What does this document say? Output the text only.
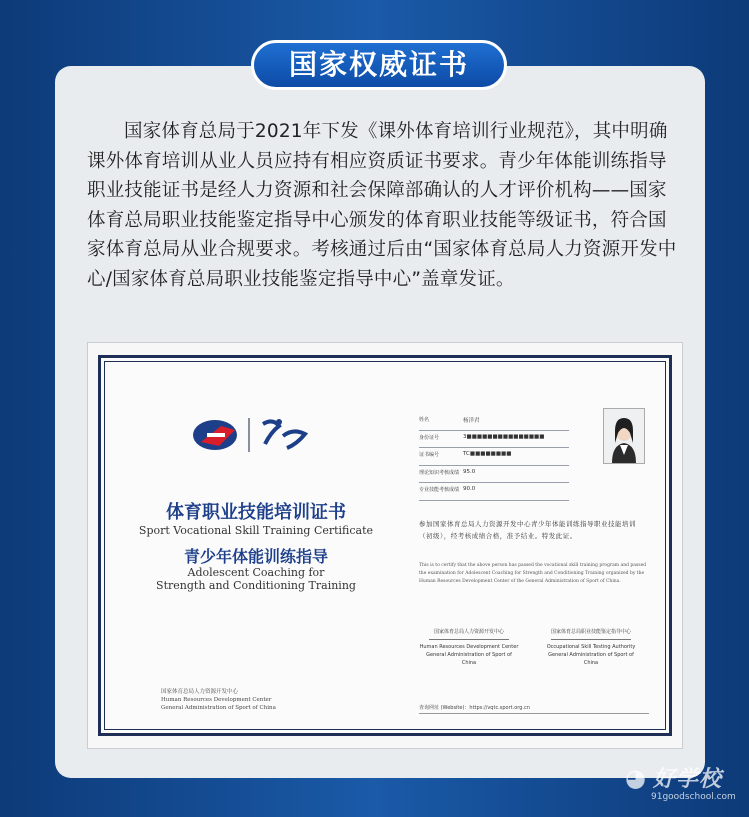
国家权威证书
国家体育总局于2021年下发《课外体育培训行业规范》，其中明确课外体育培训从业人员应持有相应资质证书要求。青少年体能训练指导职业技能证书是经人力资源和社会保障部确认的人才评价机构——国家体育总局职业技能鉴定指导中心颁发的体育职业技能等级证书，符合国家体育总局从业合规要求。考核通过后由“国家体育总局人力资源开发中心/国家体育总局职业技能鉴定指导中心”盖章发证。
体育职业技能培训证书
Sport Vocational Skill Training Certificate
青少年体能训练指导
Adolescent Coaching for
Strength and Conditioning Training
国家体育总局人力资源开发中心
Human Resources Development Center
General Administration of Sport of China
姓名	杨洋君
身份证号	3■■■■■■■■■■■■■■■
证书编号	TC■■■■■■■■
理论知识考核成绩 95.0
专业技能考核成绩 90.0
参加国家体育总局人力资源开发中心青少年体能训练指导职业技能培训（初级），经考核成绩合格，准予结业。特发此证。
This is to certify that the above person has passed the vocational skill training program and passed the examination for Adolescent Coaching for Strength and Conditioning Training organized by the Human Resources Development Center of the General Administration of Sport of China.
国家体育总局人力资源开发中心
Human Resources Development Center General Administration of Sport of China
国家体育总局职业技能鉴定指导中心
Occupational Skill Testing Authority General Administration of Sport of China
查询网址 (Website)：https://vqtc.sport.org.cn
◕ 好学校
91goodschool.com
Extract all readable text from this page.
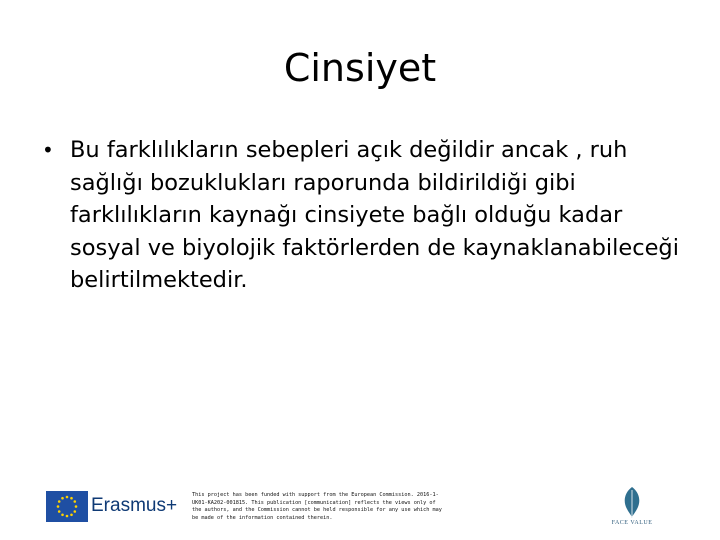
Cinsiyet
• Bu farklılıkların sebepleri açık değildir ancak , ruh sağlığı bozuklukları raporunda bildirildiği gibi farklılıkların kaynağı cinsiyete bağlı olduğu kadar sosyal ve biyolojik faktörlerden de kaynaklanabileceği belirtilmektedir.
Erasmus+	This project has been funded with support from the European Commission. 2016-1-UK01-KA202-001815. This publication [communication] reflects the views only of the authors, and the Commission cannot be held responsible for any use which may be made of the information contained therein.
FACE VALUE
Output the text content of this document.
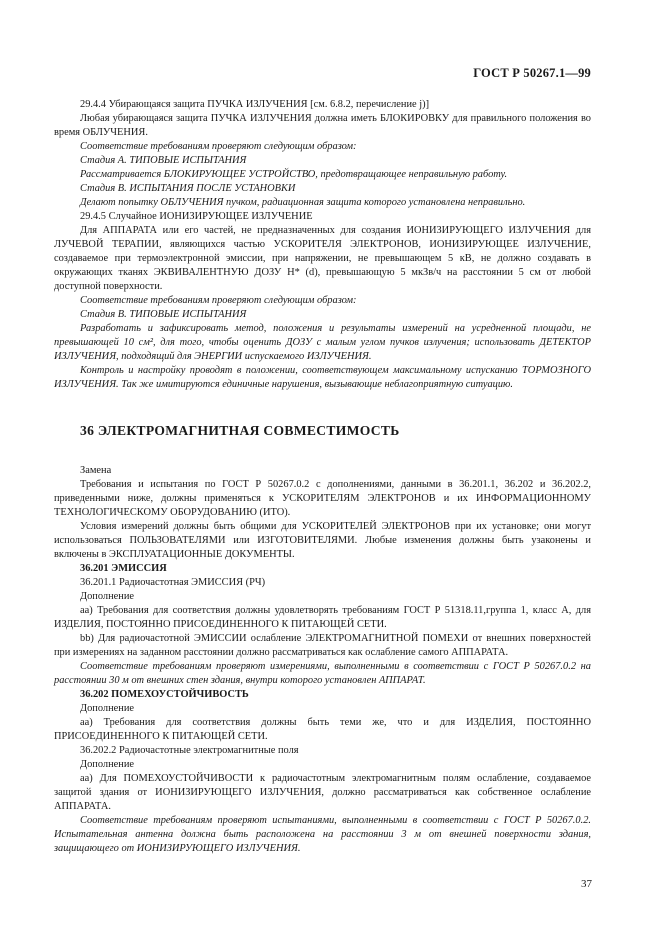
ГОСТ Р 50267.1—99

29.4.4 Убирающаяся защита ПУЧКА ИЗЛУЧЕНИЯ [см. 6.8.2, перечисление j)]

Любая убирающаяся защита ПУЧКА ИЗЛУЧЕНИЯ должна иметь БЛОКИРОВКУ для правильного положения во время ОБЛУЧЕНИЯ.

Соответствие требованиям проверяют следующим образом:

Стадия А. ТИПОВЫЕ ИСПЫТАНИЯ

Рассматривается БЛОКИРУЮЩЕЕ УСТРОЙСТВО, предотвращающее неправильную работу.

Стадия В. ИСПЫТАНИЯ ПОСЛЕ УСТАНОВКИ

Делают попытку ОБЛУЧЕНИЯ пучком, радиационная защита которого установлена неправильно.

29.4.5 Случайное ИОНИЗИРУЮЩЕЕ ИЗЛУЧЕНИЕ

Для АППАРАТА или его частей, не предназначенных для создания ИОНИЗИРУЮЩЕГО ИЗЛУЧЕНИЯ для ЛУЧЕВОЙ ТЕРАПИИ, являющихся частью УСКОРИТЕЛЯ ЭЛЕКТРОНОВ, ИОНИЗИРУЮЩЕЕ ИЗЛУЧЕНИЕ, создаваемое при термоэлектронной эмиссии, при напряжении, не превышающем 5 кВ, не должно создавать в окружающих тканях ЭКВИВАЛЕНТНУЮ ДОЗУ Н* (d), превышающую 5 мкЗв/ч на расстоянии 5 см от любой доступной поверхности.

Соответствие требованиям проверяют следующим образом:

Стадия В. ТИПОВЫЕ ИСПЫТАНИЯ

Разработать и зафиксировать метод, положения и результаты измерений на усредненной площади, не превышающей 10 см², для того, чтобы оценить ДОЗУ с малым углом пучков излучения; использовать ДЕТЕКТОР ИЗЛУЧЕНИЯ, подходящий для ЭНЕРГИИ испускаемого ИЗЛУЧЕНИЯ.

Контроль и настройку проводят в положении, соответствующем максимальному испусканию ТОРМОЗНОГО ИЗЛУЧЕНИЯ. Так же имитируются единичные нарушения, вызывающие неблагоприятную ситуацию.

36 ЭЛЕКТРОМАГНИТНАЯ СОВМЕСТИМОСТЬ

Замена

Требования и испытания по ГОСТ Р 50267.0.2 с дополнениями, данными в 36.201.1, 36.202 и 36.202.2, приведенными ниже, должны применяться к УСКОРИТЕЛЯМ ЭЛЕКТРОНОВ и их ИНФОРМАЦИОННОМУ ТЕХНОЛОГИЧЕСКОМУ ОБОРУДОВАНИЮ (ИТО).

Условия измерений должны быть общими для УСКОРИТЕЛЕЙ ЭЛЕКТРОНОВ при их установке; они могут использоваться ПОЛЬЗОВАТЕЛЯМИ или ИЗГОТОВИТЕЛЯМИ. Любые изменения должны быть узаконены и включены в ЭКСПЛУАТАЦИОННЫЕ ДОКУМЕНТЫ.

36.201 ЭМИССИЯ

36.201.1 Радиочастотная ЭМИССИЯ (РЧ)

Дополнение

аа) Требования для соответствия должны удовлетворять требованиям ГОСТ Р 51318.11,группа 1, класс А, для ИЗДЕЛИЯ, ПОСТОЯННО ПРИСОЕДИНЕННОГО К ПИТАЮЩЕЙ СЕТИ.

bb) Для радиочастотной ЭМИССИИ ослабление ЭЛЕКТРОМАГНИТНОЙ ПОМЕХИ от внешних поверхностей при измерениях на заданном расстоянии должно рассматриваться как ослабление самого АППАРАТА.

Соответствие требованиям проверяют измерениями, выполненными в соответствии с ГОСТ Р 50267.0.2 на расстоянии 30 м от внешних стен здания, внутри которого установлен АППАРАТ.

36.202 ПОМЕХОУСТОЙЧИВОСТЬ

Дополнение

аа) Требования для соответствия должны быть теми же, что и для ИЗДЕЛИЯ, ПОСТОЯННО ПРИСОЕДИНЕННОГО К ПИТАЮЩЕЙ СЕТИ.

36.202.2 Радиочастотные электромагнитные поля

Дополнение

аа) Для ПОМЕХОУСТОЙЧИВОСТИ к радиочастотным электромагнитным полям ослабление, создаваемое защитой здания от ИОНИЗИРУЮЩЕГО ИЗЛУЧЕНИЯ, должно рассматриваться как собственное ослабление АППАРАТА.

Соответствие требованиям проверяют испытаниями, выполненными в соответствии с ГОСТ Р 50267.0.2. Испытательная антенна должна быть расположена на расстоянии 3 м от внешней поверхности здания, защищающего от ИОНИЗИРУЮЩЕГО ИЗЛУЧЕНИЯ.

37
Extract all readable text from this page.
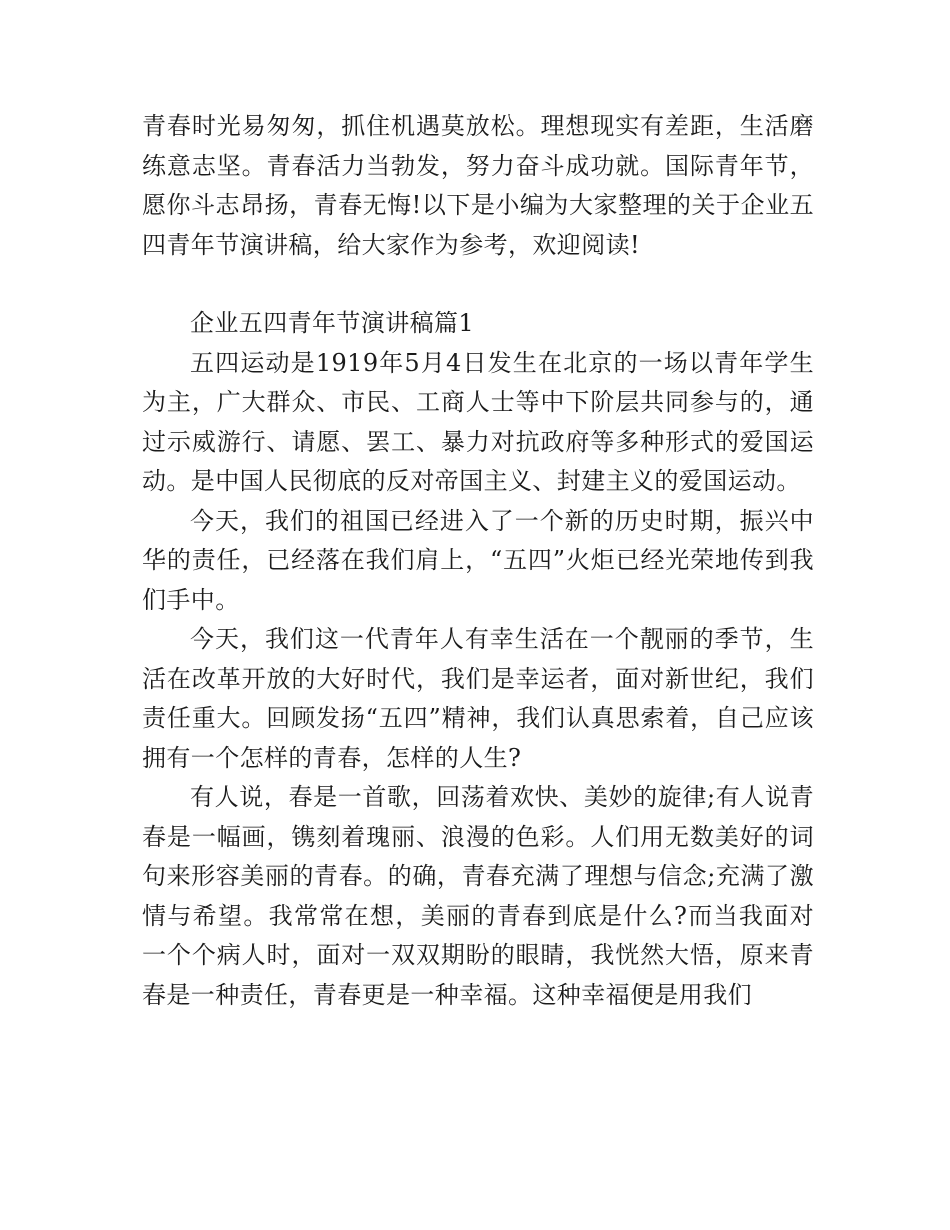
青春时光易匆匆，抓住机遇莫放松。理想现实有差距，生活磨练意志坚。青春活力当勃发，努力奋斗成功就。国际青年节，愿你斗志昂扬，青春无悔!以下是小编为大家整理的关于企业五四青年节演讲稿，给大家作为参考，欢迎阅读!

企业五四青年节演讲稿篇1

五四运动是1919年5月4日发生在北京的一场以青年学生为主，广大群众、市民、工商人士等中下阶层共同参与的，通过示威游行、请愿、罢工、暴力对抗政府等多种形式的爱国运动。是中国人民彻底的反对帝国主义、封建主义的爱国运动。

今天，我们的祖国已经进入了一个新的历史时期，振兴中华的责任，已经落在我们肩上，“五四”火炬已经光荣地传到我们手中。

今天，我们这一代青年人有幸生活在一个靓丽的季节，生活在改革开放的大好时代，我们是幸运者，面对新世纪，我们责任重大。回顾发扬“五四”精神，我们认真思索着，自己应该拥有一个怎样的青春，怎样的人生?

有人说，春是一首歌，回荡着欢快、美妙的旋律;有人说青春是一幅画，镌刻着瑰丽、浪漫的色彩。人们用无数美好的词句来形容美丽的青春。的确，青春充满了理想与信念;充满了激情与希望。我常常在想，美丽的青春到底是什么?而当我面对一个个病人时，面对一双双期盼的眼睛，我恍然大悟，原来青春是一种责任，青春更是一种幸福。这种幸福便是用我们
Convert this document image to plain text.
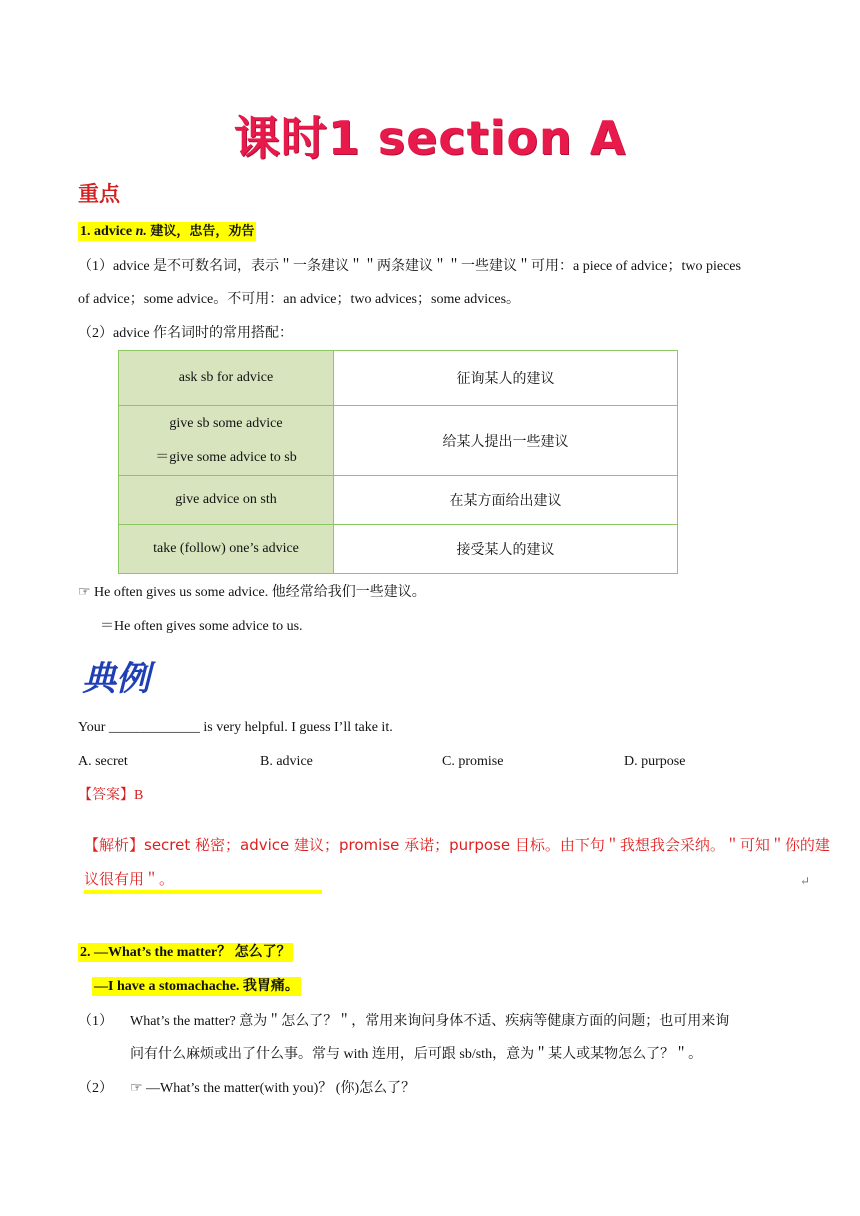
课时1 section A
重点
1. advice n. 建议，忠告，劝告
（1）advice 是不可数名词，表示＂一条建议＂＂两条建议＂＂一些建议＂可用：a piece of advice；two pieces
of advice；some advice。不可用：an advice；two advices；some advices。
（2）advice 作名词时的常用搭配：
ask sb for advice	征询某人的建议

give sb some advice
＝give some advice to sb	给某人提出一些建议
give advice on sth	在某方面给出建议
take (follow) one’s advice	接受某人的建议
☞ He often gives us some advice. 他经常给我们一些建议。
＝He often gives some advice to us.
典例
Your _____________ is very helpful. I guess I’ll take it.
A. secret	B. advice	C. promise	D. purpose
【答案】B
【解析】secret 秘密；advice 建议；promise 承诺；purpose 目标。由下句＂我想我会采纳。＂可知＂你的建
议很有用＂。	↵
2. —What’s the matter？ 怎么了？
—I have a stomachache. 我胃痛。
（1） What’s the matter? 意为＂怎么了？＂，常用来询问身体不适、疾病等健康方面的问题；也可用来询
问有什么麻烦或出了什么事。常与 with 连用，后可跟 sb/sth，意为＂某人或某物怎么了？＂。
（2） ☞ —What’s the matter(with you)？ (你)怎么了？
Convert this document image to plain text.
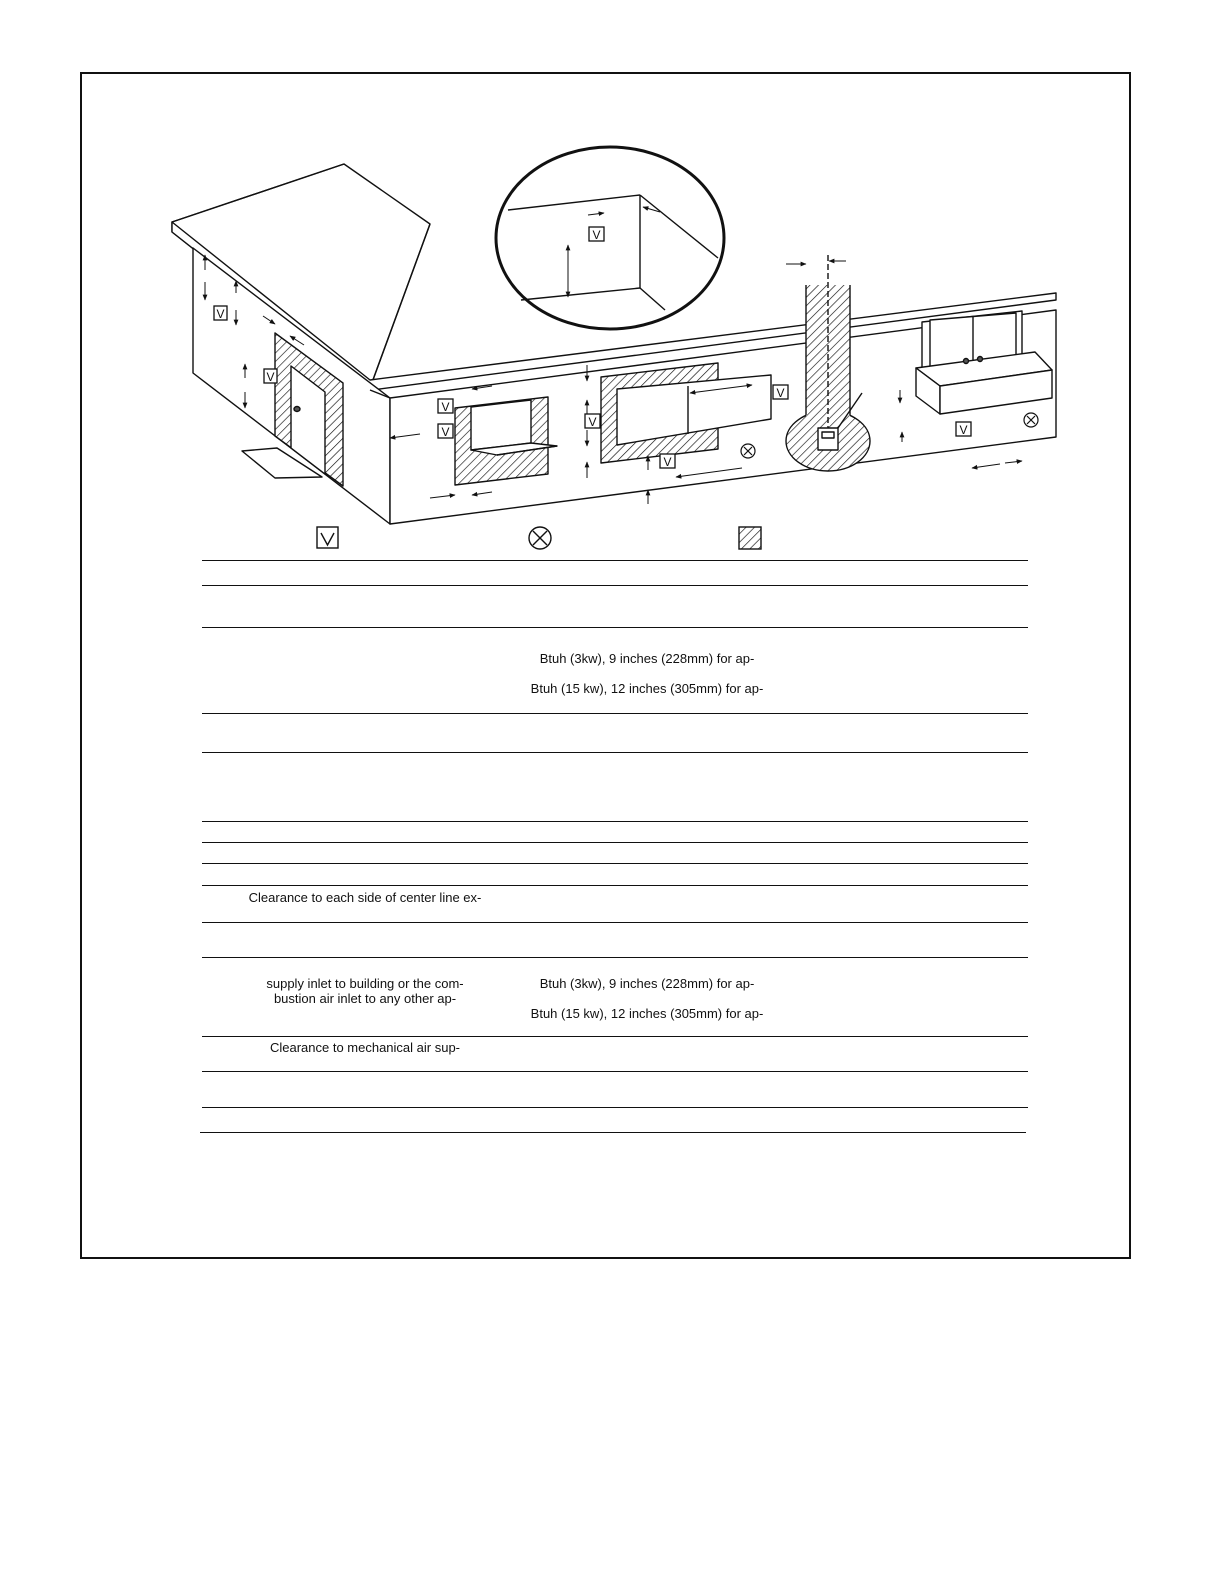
V
V
V
V
V
V
V
V
V
Btuh (3kw), 9 inches (228mm) for ap-
Btuh (15 kw), 12 inches (305mm) for ap-
Clearance to each side of center line ex-
supply inlet to building or the com-
bustion air inlet to any other ap-
Btuh (3kw), 9 inches (228mm) for ap-
Btuh (15 kw), 12 inches (305mm) for ap-
Clearance to mechanical air sup-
____
(WRITTEN EXERCISE) Only the number is wanted: how many lines in the data include the string "ИЗЛУЧЕНИЯ"?

(TASK ANSWER) 7